• _Records shown_:
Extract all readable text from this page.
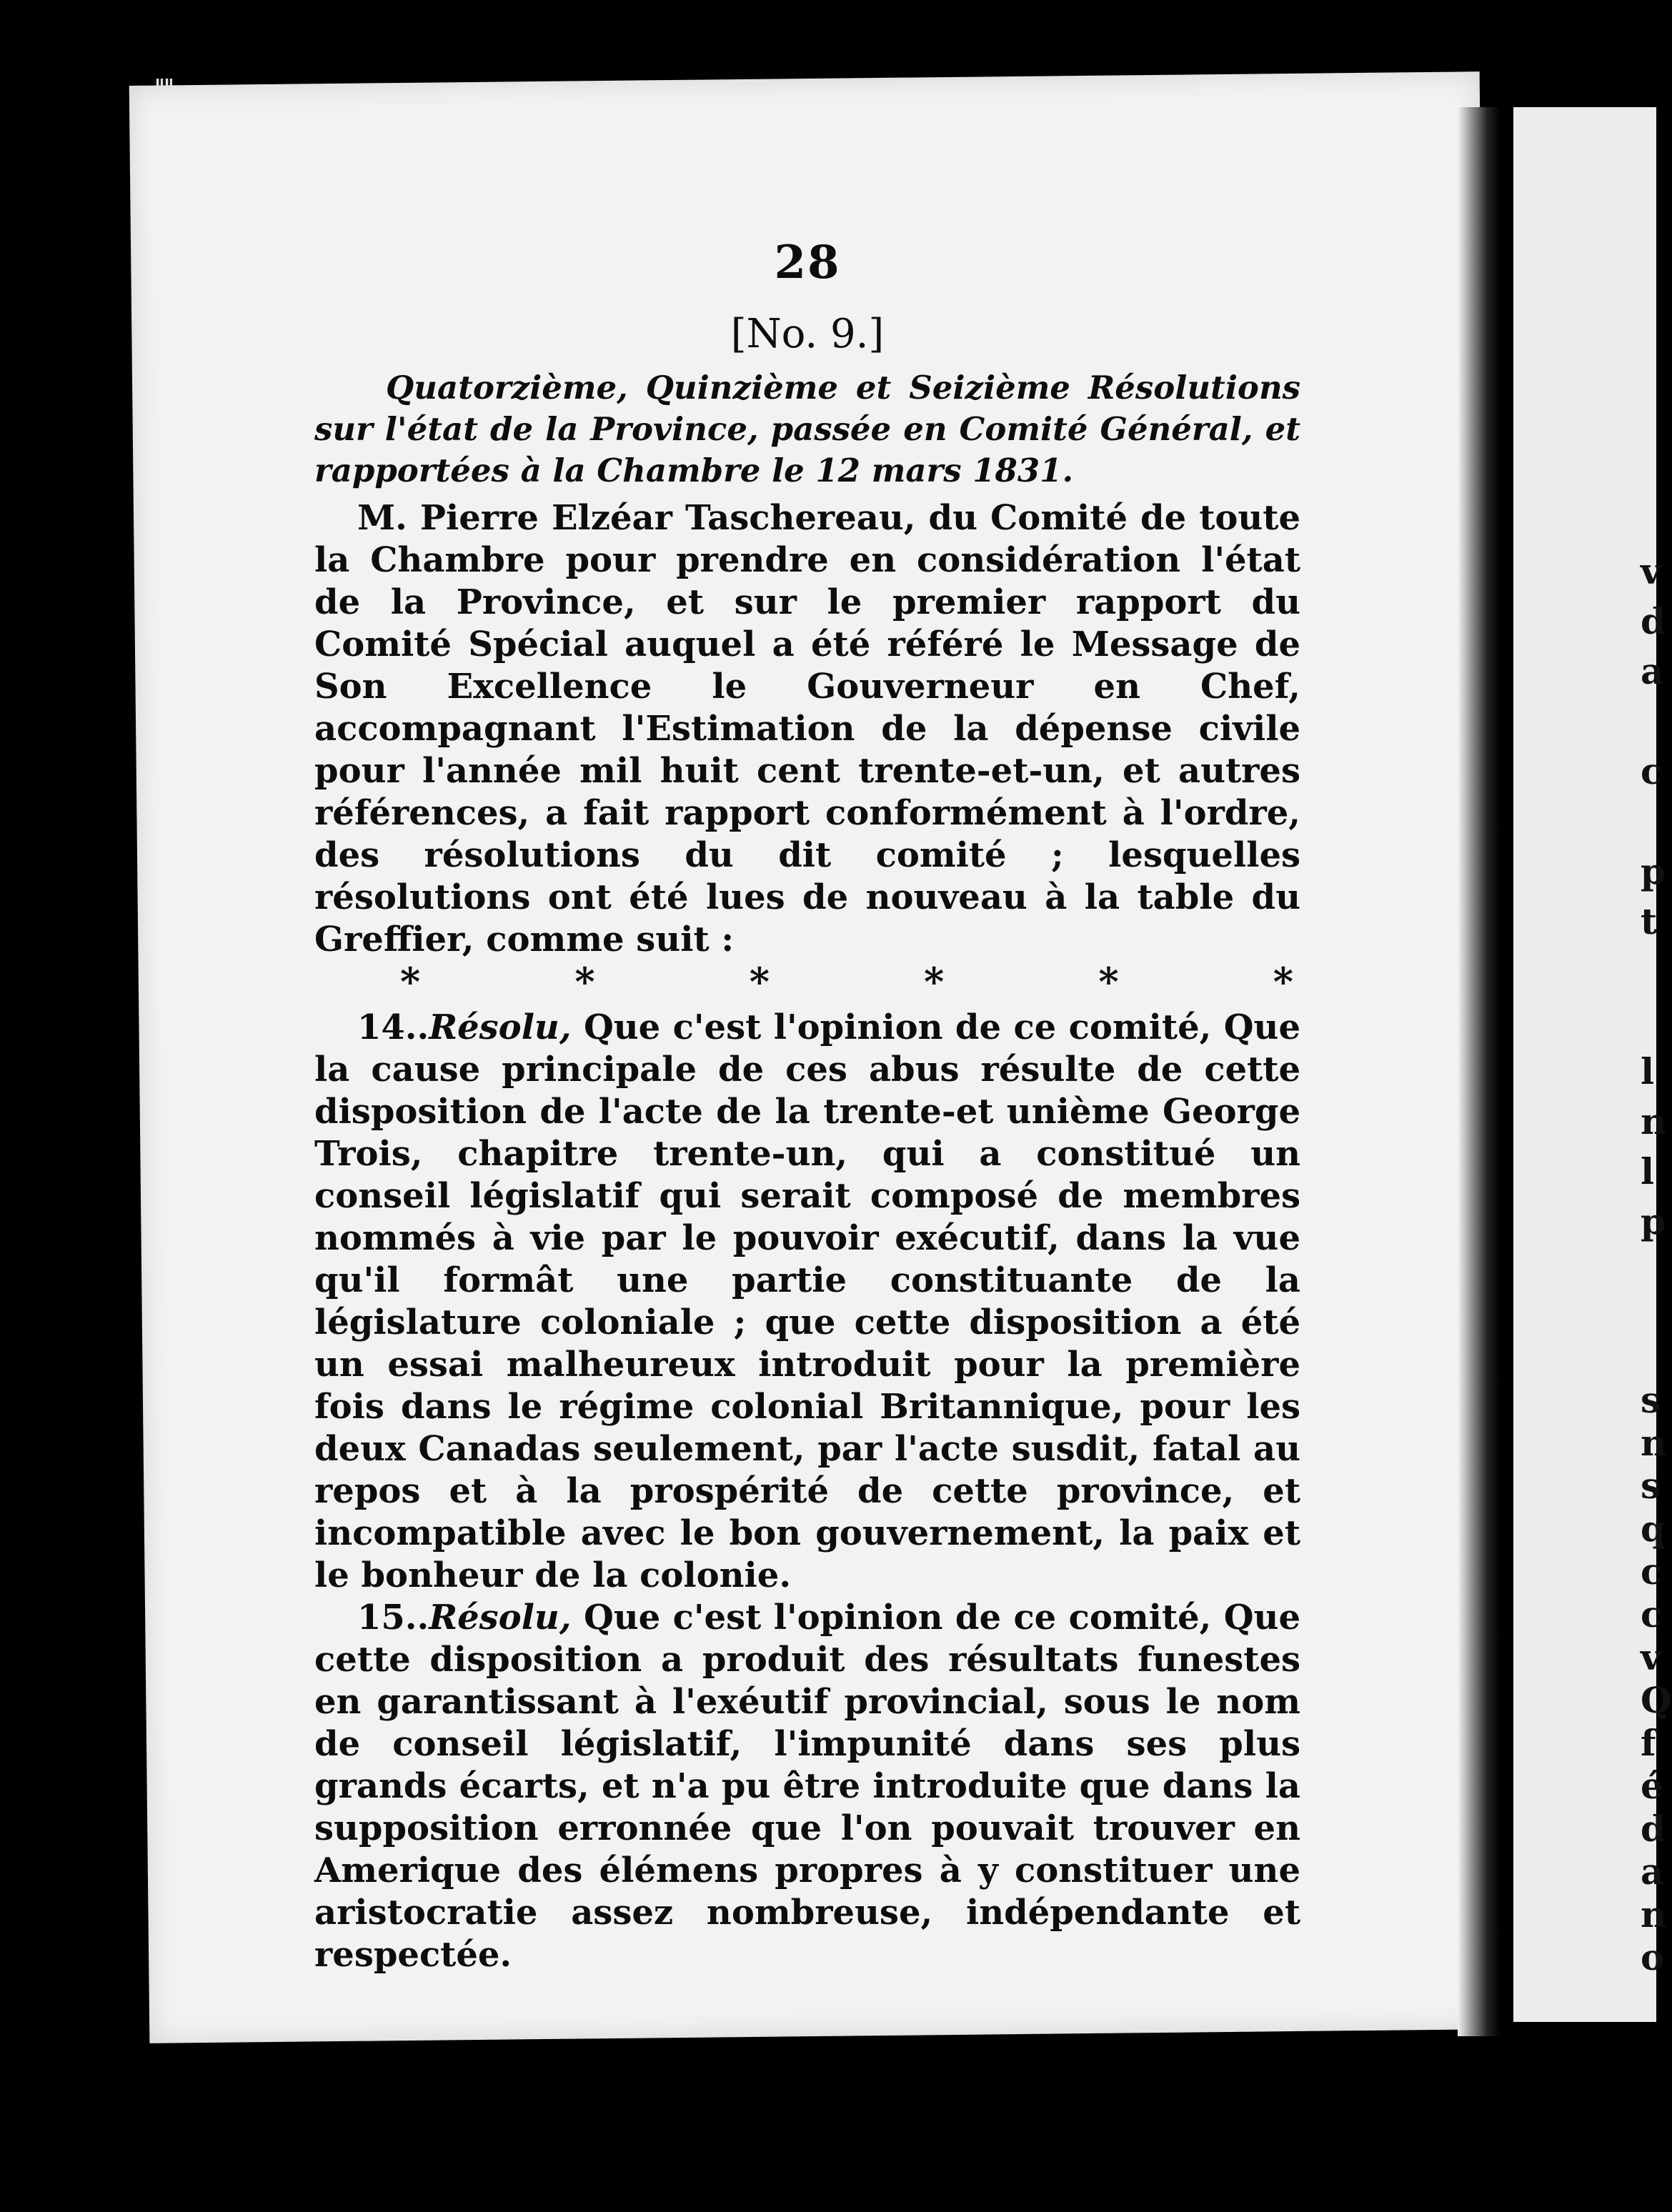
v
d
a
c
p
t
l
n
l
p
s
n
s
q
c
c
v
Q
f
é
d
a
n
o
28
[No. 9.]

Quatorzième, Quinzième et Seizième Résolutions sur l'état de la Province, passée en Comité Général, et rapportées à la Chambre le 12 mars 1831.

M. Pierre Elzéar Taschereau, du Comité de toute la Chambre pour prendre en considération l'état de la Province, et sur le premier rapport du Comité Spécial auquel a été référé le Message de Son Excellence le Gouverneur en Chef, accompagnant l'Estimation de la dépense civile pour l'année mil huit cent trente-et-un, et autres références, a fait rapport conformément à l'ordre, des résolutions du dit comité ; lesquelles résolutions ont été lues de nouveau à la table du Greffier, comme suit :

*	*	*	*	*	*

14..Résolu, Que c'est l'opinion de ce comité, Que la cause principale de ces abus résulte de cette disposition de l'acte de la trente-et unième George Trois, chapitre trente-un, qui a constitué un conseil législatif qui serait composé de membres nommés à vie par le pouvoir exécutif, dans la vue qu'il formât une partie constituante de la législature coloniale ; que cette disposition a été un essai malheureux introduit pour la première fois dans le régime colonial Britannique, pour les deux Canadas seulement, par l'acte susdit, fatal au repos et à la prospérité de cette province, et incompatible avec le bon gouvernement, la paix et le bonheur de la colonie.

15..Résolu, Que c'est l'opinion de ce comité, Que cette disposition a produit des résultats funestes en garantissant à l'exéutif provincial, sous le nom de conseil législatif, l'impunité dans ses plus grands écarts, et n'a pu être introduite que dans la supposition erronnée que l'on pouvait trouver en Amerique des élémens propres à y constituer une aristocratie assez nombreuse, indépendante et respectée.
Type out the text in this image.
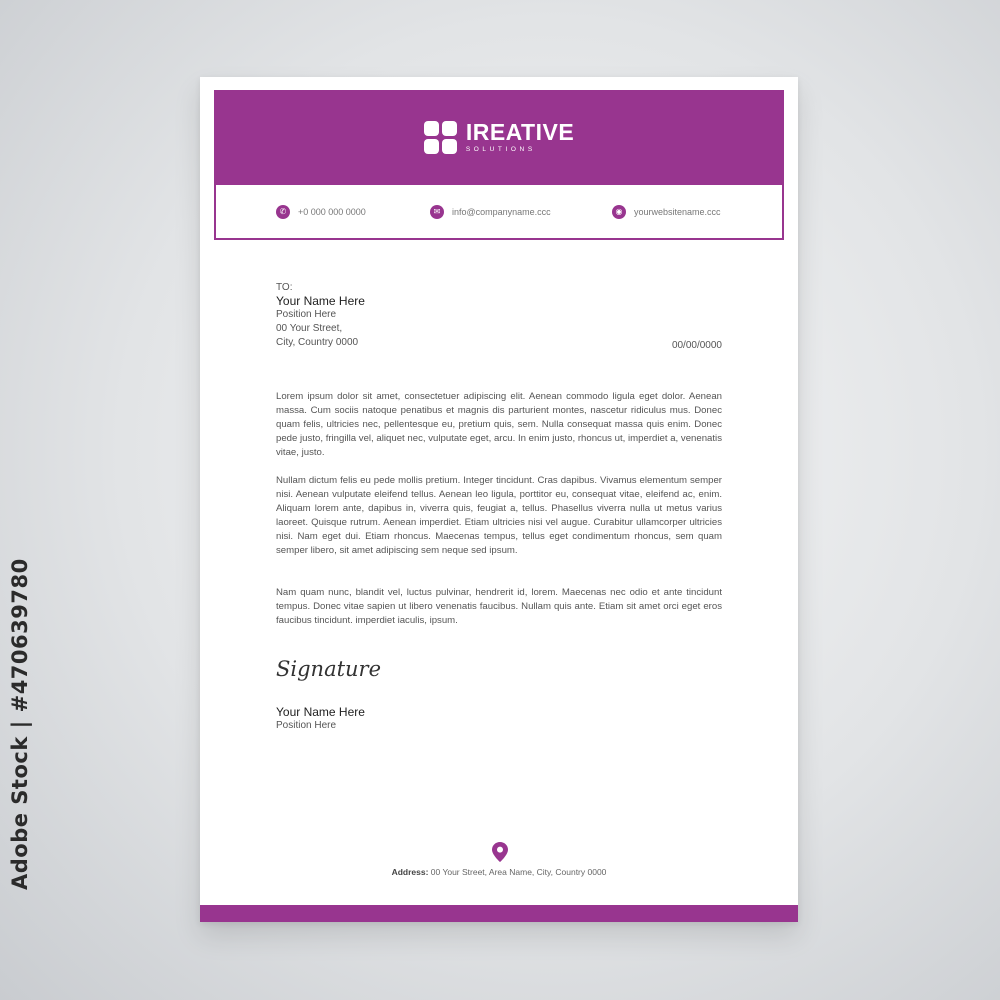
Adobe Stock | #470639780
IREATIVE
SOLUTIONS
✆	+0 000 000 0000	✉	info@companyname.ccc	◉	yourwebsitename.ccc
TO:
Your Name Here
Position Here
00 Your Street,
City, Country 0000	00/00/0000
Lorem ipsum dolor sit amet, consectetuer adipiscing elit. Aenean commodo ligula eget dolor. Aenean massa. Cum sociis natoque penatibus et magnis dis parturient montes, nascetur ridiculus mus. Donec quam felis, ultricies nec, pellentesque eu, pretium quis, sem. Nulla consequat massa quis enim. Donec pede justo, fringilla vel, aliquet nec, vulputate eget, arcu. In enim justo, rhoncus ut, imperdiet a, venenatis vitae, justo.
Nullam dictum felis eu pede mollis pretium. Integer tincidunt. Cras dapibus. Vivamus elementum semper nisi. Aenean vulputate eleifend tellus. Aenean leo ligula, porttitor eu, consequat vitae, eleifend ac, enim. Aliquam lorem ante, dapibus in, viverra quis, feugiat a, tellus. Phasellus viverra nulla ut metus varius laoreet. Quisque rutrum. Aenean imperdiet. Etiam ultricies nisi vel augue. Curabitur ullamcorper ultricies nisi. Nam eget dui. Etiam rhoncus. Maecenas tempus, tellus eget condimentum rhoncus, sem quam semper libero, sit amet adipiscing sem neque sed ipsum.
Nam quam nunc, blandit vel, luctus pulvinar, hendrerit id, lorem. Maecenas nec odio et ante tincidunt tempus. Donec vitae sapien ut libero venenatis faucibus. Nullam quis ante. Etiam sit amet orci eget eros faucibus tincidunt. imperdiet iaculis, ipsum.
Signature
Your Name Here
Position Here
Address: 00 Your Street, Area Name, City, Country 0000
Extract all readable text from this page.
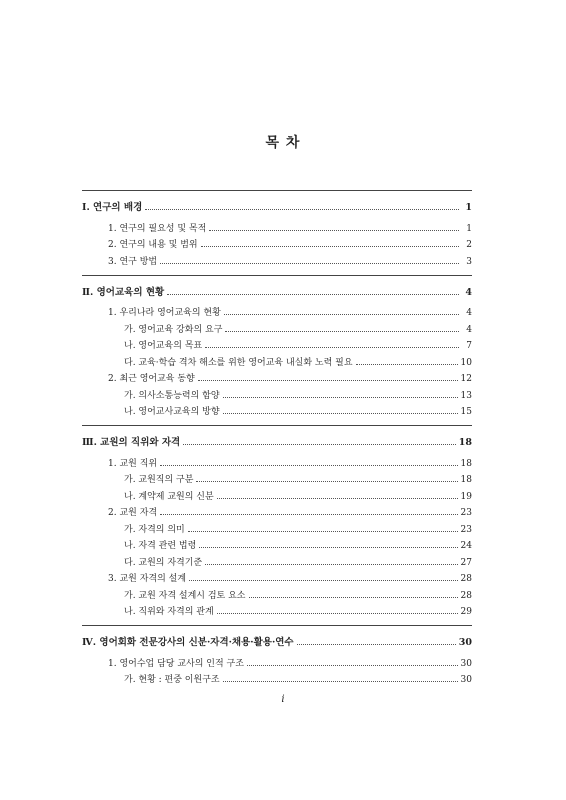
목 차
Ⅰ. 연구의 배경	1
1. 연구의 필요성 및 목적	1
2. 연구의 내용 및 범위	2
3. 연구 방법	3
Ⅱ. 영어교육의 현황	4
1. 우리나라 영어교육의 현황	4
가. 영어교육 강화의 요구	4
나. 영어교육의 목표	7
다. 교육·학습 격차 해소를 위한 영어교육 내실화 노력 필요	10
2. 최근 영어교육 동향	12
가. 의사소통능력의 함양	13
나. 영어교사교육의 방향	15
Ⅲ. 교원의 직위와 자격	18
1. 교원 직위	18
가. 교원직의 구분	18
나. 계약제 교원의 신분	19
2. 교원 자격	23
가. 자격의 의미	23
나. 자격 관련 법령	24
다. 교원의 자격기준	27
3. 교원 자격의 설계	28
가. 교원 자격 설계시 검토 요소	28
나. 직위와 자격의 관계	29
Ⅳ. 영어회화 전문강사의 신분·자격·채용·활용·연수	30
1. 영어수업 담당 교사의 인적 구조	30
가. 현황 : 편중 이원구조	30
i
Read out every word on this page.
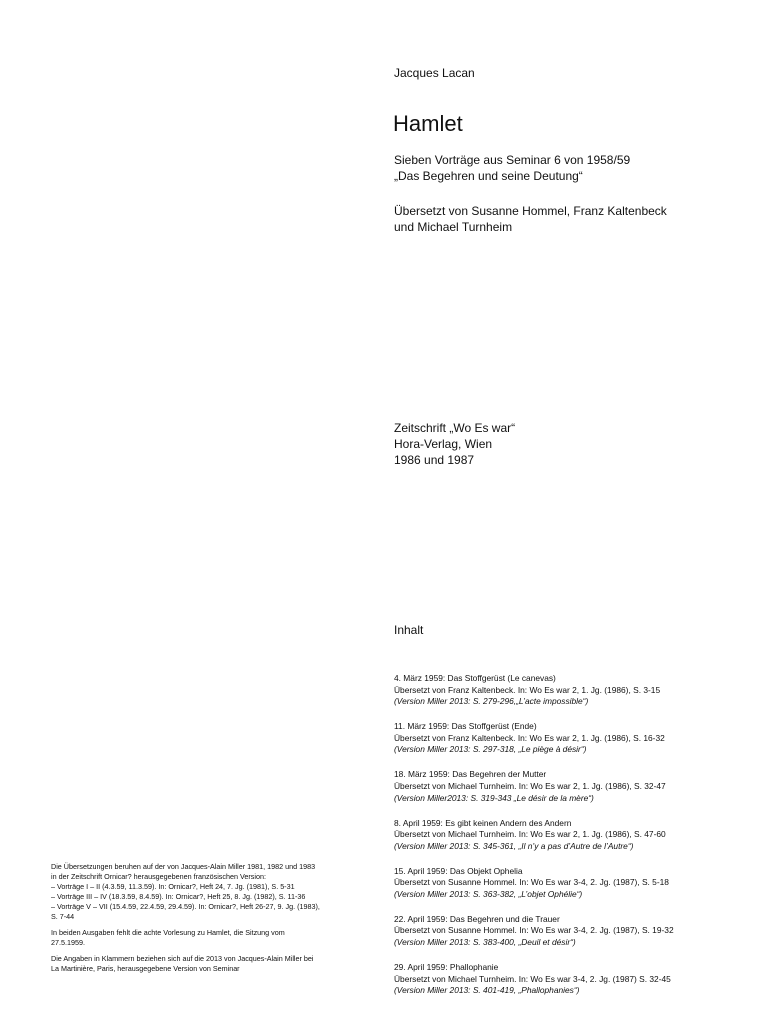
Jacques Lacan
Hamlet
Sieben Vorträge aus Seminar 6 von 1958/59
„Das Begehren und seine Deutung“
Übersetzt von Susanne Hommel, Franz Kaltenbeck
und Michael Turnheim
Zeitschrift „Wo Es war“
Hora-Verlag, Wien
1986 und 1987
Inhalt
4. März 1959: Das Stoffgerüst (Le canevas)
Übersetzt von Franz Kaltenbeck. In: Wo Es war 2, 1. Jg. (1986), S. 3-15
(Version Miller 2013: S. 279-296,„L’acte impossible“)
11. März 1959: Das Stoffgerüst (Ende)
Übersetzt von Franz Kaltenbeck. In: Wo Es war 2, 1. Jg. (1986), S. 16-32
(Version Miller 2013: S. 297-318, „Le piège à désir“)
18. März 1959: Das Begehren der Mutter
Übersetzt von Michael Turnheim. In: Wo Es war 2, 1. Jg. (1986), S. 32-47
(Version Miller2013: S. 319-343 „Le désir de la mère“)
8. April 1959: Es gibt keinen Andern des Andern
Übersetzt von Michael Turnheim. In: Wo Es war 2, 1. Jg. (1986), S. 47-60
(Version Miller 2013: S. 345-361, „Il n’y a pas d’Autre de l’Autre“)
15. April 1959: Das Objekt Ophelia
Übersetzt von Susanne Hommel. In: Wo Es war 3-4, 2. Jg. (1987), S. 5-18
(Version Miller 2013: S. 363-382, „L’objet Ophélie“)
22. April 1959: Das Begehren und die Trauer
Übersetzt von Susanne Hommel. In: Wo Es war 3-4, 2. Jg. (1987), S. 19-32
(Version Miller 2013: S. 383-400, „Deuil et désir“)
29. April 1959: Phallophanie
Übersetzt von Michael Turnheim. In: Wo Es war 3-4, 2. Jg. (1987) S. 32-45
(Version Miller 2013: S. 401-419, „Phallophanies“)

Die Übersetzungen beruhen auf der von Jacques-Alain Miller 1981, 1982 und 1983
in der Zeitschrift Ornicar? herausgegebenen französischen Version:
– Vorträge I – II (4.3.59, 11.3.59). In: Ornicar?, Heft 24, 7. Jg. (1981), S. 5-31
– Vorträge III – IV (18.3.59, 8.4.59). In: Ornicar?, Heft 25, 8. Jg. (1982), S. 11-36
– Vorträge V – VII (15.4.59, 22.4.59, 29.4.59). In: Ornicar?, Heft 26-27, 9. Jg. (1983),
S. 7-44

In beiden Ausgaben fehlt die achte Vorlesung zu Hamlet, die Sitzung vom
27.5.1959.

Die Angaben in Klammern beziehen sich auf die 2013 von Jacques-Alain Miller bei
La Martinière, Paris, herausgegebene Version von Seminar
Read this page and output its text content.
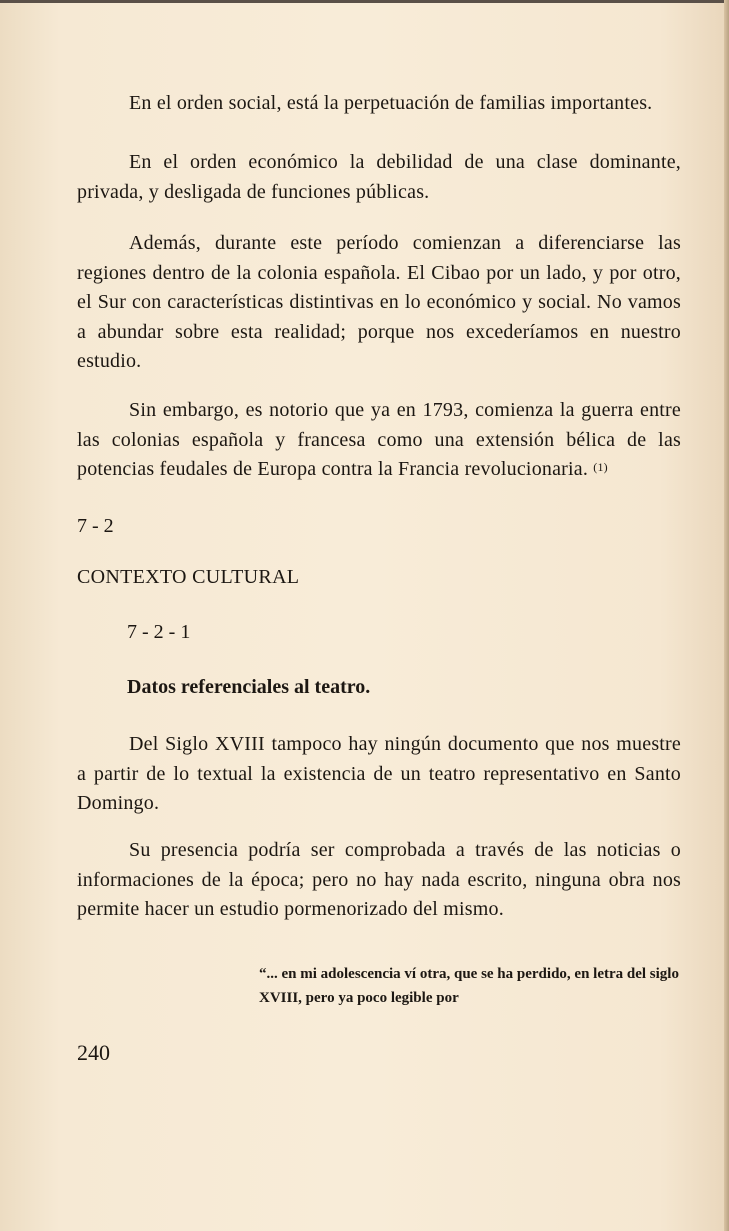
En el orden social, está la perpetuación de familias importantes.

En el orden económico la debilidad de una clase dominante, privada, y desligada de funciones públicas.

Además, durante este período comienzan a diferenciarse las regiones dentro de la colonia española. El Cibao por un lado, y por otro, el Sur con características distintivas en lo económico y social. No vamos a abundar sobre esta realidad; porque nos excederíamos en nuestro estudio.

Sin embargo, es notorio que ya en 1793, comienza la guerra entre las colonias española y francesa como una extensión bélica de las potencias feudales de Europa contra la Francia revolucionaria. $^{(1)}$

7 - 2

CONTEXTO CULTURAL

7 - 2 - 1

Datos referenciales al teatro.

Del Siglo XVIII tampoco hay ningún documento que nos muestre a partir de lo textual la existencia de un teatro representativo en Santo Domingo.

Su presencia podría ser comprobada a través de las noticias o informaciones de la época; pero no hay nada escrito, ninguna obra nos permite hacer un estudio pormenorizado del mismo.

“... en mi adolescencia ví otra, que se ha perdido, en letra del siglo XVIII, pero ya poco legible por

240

• _What you are asked to do_: Copy each line above where the string "Vorträge" occurs.

• _Reply to the exercise_:
Sieben Vorträge aus Seminar 6 von 1958/59
– Vorträge I – II (4.3.59, 11.3.59). In: Ornicar?, Heft 24, 7. Jg. (1981), S. 5-31
– Vorträge III – IV (18.3.59, 8.4.59). In: Ornicar?, Heft 25, 8. Jg. (1982), S. 11-36
– Vorträge V – VII (15.4.59, 22.4.59, 29.4.59). In: Ornicar?, Heft 26-27, 9. Jg. (1983),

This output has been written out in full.